__Prompt__.
Will you output all of the data below exactly, omitting the images?

__Exercise inputs__.
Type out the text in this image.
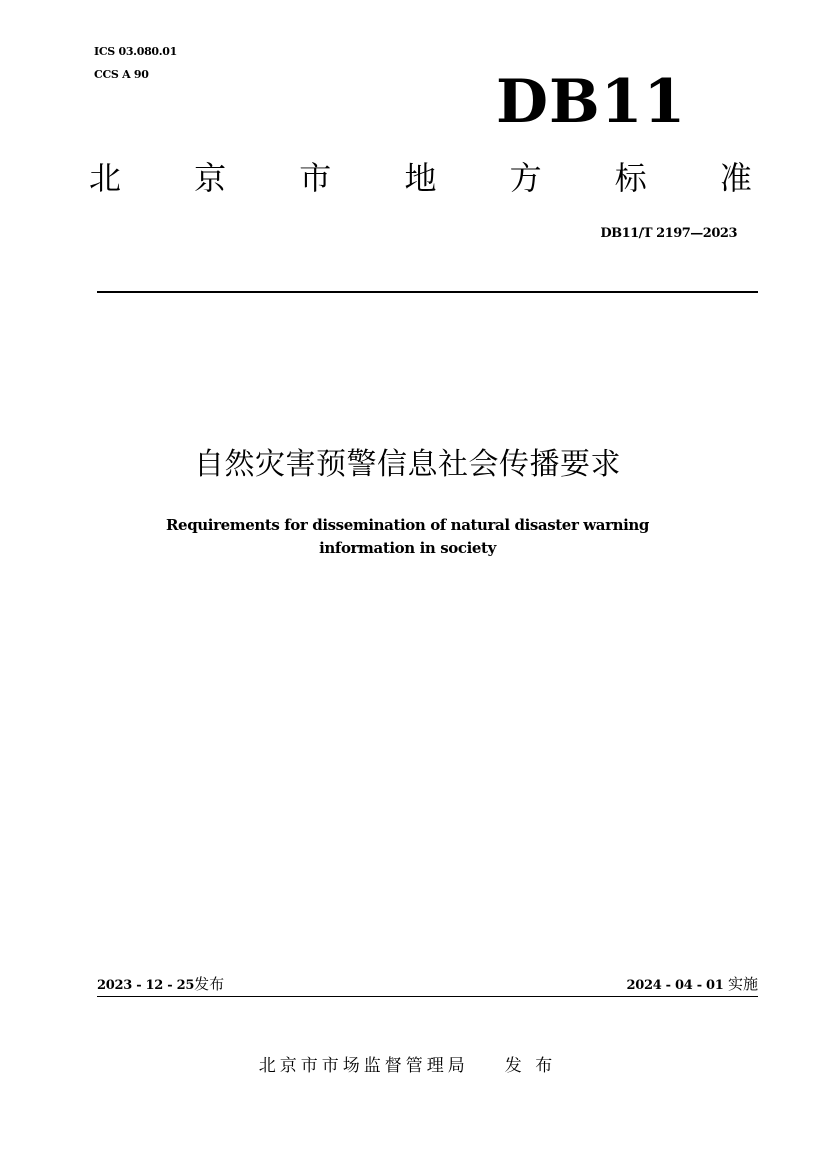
ICS 03.080.01
CCS A 90	DB11
北 京 市 地 方 标 准
DB11/T 2197—2023
自然灾害预警信息社会传播要求
Requirements for dissemination of natural disaster warning
information in society
2023 - 12 - 25发布	2024 - 04 - 01 实施
北京市市场监督管理局 发 布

__Correct response__.
Type out the text in this image.
ICS 03.080.01
CCS A 90	DB11
北 京 市 地 方 标 准
DB11/T 2197—2023
自然灾害预警信息社会传播要求
Requirements for dissemination of natural disaster warning
information in society
2023 - 12 - 25发布	2024 - 04 - 01 实施
北京市市场监督管理局 发 布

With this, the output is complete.